(Dataset items)
* * *

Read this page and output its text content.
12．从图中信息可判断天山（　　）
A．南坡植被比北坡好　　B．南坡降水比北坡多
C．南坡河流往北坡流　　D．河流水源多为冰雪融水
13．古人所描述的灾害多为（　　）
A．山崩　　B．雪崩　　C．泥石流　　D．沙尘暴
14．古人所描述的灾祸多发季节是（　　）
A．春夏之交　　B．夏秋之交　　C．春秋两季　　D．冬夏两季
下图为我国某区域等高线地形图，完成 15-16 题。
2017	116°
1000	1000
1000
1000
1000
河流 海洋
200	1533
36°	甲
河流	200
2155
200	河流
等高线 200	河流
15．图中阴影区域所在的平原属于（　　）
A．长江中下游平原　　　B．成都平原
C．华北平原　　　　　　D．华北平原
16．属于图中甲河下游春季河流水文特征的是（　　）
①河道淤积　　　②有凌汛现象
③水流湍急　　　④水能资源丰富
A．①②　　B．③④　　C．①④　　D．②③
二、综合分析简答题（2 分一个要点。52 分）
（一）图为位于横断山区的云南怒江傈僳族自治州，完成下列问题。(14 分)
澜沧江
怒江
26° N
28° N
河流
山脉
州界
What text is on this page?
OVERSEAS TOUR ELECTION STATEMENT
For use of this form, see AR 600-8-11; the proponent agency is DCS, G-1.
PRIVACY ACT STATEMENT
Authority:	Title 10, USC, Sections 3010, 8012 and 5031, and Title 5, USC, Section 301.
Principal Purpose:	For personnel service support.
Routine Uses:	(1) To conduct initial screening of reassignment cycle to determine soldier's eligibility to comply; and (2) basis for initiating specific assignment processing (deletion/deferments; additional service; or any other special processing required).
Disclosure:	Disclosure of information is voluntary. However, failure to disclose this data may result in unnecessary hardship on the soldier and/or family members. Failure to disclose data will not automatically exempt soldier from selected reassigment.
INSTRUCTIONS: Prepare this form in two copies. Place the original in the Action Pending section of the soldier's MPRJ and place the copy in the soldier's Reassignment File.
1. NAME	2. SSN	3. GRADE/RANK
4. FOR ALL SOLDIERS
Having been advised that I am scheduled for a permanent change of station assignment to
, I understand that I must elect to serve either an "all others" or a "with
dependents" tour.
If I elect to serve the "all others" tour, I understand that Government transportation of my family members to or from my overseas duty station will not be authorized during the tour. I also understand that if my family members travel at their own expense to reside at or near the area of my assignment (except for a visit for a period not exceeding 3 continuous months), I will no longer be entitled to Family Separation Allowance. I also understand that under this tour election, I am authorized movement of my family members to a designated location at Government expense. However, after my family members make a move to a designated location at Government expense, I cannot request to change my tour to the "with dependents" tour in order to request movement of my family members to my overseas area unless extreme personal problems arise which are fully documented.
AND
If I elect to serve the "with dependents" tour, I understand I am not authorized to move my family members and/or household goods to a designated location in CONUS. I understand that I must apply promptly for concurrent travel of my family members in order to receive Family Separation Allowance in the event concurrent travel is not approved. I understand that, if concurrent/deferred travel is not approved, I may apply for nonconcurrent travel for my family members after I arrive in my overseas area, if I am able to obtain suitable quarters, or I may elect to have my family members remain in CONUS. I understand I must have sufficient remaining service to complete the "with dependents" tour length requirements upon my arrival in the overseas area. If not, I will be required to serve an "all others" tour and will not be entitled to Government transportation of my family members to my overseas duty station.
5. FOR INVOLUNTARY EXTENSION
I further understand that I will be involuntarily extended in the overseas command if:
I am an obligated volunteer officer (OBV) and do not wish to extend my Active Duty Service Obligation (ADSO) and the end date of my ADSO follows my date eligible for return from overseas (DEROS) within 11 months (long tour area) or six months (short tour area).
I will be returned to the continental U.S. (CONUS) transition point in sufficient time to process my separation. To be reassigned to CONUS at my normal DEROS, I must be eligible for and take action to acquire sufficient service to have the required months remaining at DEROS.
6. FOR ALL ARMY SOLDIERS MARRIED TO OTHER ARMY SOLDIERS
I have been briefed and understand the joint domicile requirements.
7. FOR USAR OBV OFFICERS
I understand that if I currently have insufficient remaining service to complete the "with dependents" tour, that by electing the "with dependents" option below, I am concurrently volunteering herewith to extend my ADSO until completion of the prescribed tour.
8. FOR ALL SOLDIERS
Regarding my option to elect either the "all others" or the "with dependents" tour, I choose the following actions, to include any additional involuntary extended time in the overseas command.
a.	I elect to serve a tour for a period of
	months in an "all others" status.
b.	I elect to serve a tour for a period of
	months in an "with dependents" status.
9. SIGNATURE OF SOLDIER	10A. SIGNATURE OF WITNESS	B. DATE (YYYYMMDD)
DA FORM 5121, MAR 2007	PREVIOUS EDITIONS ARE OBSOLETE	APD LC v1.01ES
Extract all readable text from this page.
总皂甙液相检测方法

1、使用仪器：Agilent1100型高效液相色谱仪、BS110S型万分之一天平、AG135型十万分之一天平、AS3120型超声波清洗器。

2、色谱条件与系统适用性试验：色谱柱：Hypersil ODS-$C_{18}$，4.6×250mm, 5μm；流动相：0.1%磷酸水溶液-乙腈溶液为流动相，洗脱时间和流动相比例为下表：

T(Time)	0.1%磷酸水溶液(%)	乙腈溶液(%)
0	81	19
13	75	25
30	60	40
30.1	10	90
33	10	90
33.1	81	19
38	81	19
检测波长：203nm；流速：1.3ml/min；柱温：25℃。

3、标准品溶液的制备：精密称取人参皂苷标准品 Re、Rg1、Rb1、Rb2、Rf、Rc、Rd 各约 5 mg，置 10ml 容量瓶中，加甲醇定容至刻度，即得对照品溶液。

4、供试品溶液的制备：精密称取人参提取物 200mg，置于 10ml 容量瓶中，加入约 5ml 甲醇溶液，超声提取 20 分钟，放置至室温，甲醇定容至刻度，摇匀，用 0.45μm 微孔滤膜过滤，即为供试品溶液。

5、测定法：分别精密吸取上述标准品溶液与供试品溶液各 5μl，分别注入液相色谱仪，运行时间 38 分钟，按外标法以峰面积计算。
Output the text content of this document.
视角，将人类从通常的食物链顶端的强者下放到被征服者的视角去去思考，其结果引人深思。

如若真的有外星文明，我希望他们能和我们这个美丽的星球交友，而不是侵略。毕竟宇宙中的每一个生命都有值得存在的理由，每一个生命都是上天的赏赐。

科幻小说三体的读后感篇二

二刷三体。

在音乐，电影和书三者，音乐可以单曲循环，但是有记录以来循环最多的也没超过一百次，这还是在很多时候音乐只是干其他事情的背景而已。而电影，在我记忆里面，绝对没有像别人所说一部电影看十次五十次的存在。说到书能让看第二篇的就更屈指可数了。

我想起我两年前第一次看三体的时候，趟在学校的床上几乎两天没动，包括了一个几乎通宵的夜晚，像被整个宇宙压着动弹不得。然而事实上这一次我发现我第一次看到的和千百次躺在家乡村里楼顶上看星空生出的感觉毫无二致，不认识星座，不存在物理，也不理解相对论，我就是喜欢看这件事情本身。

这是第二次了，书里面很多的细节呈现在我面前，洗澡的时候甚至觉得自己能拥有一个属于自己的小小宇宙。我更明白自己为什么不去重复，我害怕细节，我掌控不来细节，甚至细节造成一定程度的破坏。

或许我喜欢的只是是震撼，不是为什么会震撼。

* * *

Find each line holding "command". Copy it out.

I further understand that I will be involuntarily extended in the overseas command if:
Regarding my option to elect either the "all others" or the "with dependents" tour, I choose the following actions, to include any additional involuntary extended time in the overseas command.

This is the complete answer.